**Work instructions:** From the entries that follow, gather each line holding the word "JSON".

**Records shown:**
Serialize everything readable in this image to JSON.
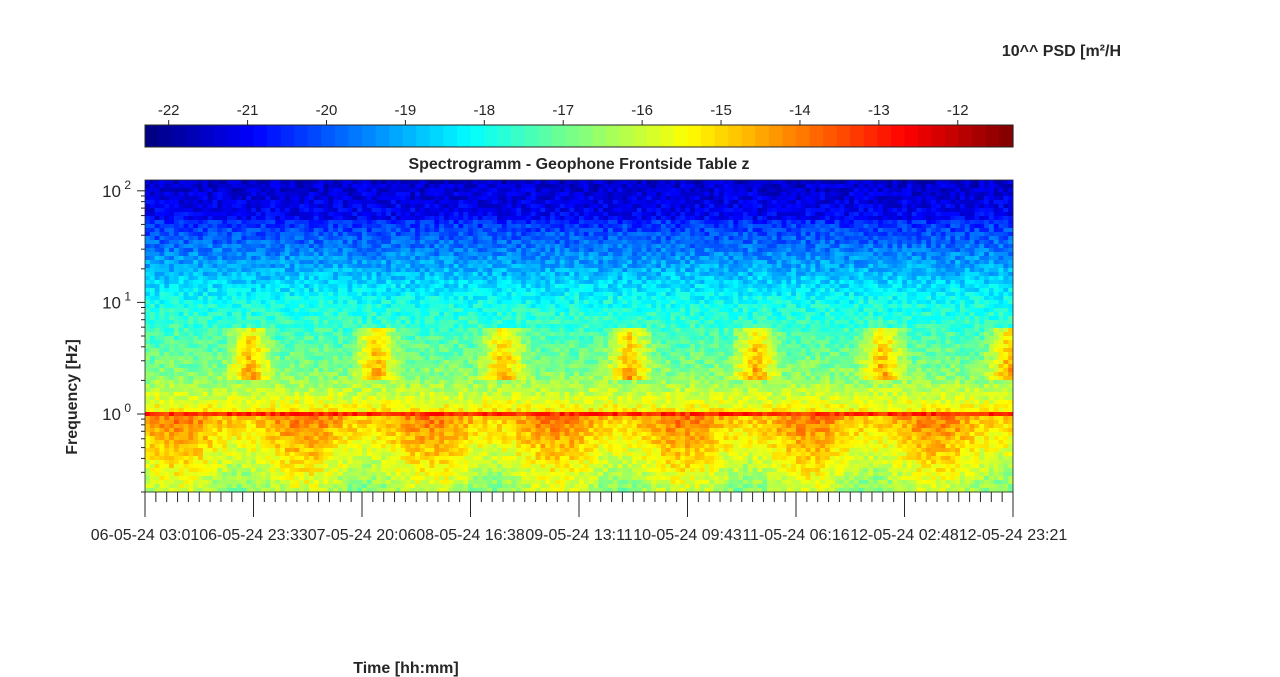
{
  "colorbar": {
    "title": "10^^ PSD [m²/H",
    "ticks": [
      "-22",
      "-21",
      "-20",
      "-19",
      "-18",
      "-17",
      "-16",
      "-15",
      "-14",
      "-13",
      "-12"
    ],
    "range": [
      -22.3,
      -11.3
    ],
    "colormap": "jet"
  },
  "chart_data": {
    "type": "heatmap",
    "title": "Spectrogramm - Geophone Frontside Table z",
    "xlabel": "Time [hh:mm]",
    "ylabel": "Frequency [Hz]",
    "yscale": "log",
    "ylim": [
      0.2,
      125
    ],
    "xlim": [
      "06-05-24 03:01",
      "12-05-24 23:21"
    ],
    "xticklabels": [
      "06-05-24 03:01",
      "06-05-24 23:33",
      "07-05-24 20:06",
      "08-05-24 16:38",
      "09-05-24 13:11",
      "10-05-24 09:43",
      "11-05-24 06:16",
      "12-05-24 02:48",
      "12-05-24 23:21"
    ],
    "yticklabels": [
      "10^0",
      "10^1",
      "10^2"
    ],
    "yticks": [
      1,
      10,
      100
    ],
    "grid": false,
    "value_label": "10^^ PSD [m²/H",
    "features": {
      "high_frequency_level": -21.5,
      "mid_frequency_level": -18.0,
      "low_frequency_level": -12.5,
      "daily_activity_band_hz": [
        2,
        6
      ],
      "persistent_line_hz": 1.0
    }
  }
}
...
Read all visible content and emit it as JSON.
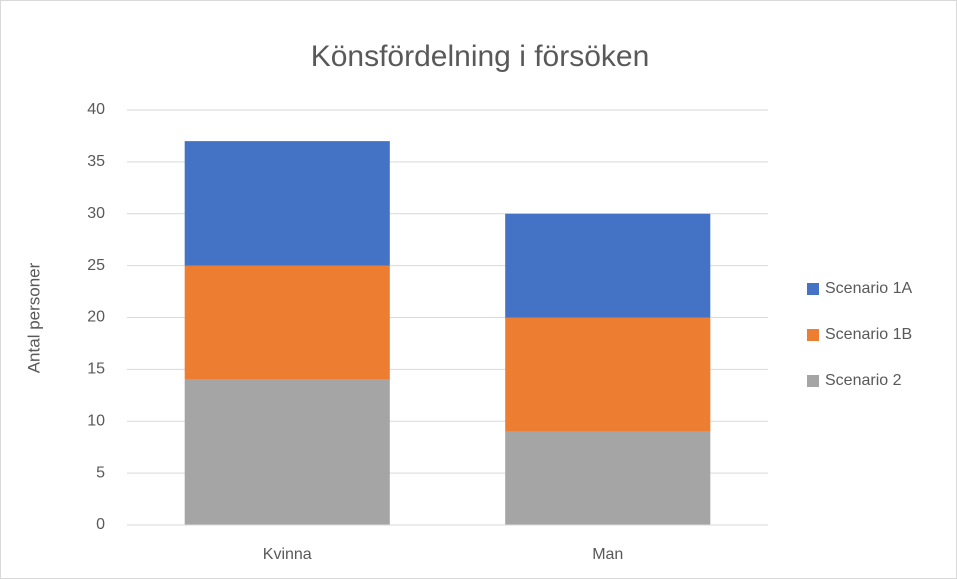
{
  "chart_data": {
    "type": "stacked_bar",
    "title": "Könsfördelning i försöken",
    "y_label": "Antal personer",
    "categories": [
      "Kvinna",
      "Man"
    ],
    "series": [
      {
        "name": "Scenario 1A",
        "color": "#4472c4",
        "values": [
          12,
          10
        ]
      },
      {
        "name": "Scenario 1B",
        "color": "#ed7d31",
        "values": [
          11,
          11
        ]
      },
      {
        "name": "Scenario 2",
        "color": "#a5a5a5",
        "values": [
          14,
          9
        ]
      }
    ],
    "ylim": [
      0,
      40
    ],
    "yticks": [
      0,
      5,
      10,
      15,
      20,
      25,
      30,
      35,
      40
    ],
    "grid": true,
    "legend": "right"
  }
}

**Correct answer:**
Serialize everything readable in this image to JSON.
Read all visible content and emit it as JSON.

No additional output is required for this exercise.